Pull every line holding the string "name" from the records below.

[Begin SUPPLIED MATERIAL]

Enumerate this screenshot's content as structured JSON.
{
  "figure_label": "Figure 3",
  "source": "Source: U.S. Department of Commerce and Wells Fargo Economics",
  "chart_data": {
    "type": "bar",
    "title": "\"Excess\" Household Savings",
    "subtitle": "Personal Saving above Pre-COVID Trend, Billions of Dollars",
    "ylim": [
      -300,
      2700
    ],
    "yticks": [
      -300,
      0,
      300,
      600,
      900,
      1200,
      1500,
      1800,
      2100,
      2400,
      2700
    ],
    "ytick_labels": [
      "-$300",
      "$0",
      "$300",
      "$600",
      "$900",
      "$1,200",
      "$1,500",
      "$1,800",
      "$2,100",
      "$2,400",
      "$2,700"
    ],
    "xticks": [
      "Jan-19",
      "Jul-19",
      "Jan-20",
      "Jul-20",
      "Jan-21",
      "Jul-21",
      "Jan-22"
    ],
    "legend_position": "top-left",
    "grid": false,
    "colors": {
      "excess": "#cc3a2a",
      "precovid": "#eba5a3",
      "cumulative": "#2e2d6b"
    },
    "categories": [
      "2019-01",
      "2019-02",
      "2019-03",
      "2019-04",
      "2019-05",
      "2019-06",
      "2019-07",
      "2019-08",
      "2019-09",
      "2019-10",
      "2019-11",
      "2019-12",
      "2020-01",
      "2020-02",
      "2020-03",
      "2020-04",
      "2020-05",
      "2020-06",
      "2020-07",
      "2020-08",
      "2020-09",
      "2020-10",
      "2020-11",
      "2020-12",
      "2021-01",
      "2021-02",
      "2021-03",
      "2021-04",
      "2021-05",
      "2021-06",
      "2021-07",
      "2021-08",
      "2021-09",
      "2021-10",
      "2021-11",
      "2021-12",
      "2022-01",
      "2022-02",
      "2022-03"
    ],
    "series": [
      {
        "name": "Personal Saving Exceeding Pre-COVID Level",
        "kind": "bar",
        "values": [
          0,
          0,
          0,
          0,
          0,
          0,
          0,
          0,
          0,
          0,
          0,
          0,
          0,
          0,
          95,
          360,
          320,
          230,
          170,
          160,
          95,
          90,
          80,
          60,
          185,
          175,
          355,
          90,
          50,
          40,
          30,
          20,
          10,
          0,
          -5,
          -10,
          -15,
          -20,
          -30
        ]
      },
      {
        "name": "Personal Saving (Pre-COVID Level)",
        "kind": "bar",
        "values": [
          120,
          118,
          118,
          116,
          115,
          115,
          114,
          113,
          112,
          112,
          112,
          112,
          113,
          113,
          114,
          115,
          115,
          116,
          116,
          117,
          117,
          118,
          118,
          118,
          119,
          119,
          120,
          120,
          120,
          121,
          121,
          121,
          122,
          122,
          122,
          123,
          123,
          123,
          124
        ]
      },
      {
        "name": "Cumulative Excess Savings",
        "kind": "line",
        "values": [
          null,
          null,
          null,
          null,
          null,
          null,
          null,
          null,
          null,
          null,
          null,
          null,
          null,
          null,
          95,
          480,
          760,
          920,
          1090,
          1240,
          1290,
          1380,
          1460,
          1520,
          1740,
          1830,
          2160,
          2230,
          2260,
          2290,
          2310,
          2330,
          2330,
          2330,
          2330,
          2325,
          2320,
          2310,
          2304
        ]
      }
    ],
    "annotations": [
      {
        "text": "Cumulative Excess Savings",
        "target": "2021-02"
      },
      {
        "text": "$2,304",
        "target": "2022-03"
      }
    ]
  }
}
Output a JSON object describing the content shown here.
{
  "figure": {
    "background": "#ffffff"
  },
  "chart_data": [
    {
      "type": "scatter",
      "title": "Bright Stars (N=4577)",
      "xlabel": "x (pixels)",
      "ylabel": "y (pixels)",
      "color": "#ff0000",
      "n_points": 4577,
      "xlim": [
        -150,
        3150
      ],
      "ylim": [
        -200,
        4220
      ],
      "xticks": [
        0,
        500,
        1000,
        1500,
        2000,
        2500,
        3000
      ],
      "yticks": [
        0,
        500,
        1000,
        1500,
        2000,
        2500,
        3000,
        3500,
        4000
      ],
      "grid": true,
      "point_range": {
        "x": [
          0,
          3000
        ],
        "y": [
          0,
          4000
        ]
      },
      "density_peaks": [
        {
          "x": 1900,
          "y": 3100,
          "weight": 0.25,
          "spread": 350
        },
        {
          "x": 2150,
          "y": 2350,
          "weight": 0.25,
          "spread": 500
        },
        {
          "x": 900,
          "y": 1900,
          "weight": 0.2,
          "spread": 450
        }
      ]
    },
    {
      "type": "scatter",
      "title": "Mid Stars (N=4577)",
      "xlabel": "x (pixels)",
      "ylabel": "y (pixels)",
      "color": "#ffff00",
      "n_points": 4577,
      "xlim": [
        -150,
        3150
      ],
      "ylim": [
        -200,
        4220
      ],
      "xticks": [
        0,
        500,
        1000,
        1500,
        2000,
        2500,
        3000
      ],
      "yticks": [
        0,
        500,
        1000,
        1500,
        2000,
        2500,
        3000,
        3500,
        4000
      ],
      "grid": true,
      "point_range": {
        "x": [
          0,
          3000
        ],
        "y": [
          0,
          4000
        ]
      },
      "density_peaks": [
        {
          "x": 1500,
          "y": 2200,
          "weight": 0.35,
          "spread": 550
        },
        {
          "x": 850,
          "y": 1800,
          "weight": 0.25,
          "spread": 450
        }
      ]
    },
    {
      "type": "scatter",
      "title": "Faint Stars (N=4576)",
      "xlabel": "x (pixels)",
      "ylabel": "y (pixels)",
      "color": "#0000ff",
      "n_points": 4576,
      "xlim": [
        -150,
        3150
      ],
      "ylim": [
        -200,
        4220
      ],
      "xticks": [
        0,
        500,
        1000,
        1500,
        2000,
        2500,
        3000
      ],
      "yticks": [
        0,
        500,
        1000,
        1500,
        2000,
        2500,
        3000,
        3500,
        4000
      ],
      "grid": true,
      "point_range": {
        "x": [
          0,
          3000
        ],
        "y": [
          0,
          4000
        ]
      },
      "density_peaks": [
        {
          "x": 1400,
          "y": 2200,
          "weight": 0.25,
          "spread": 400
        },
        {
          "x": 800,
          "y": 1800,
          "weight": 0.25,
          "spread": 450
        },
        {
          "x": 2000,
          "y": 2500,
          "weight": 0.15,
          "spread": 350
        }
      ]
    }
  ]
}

[End SUPPLIED MATERIAL]

TASK RESPONSE
        "name": "Personal Saving Exceeding Pre-COVID Level",
        "name": "Personal Saving (Pre-COVID Level)",
        "name": "Cumulative Excess Savings",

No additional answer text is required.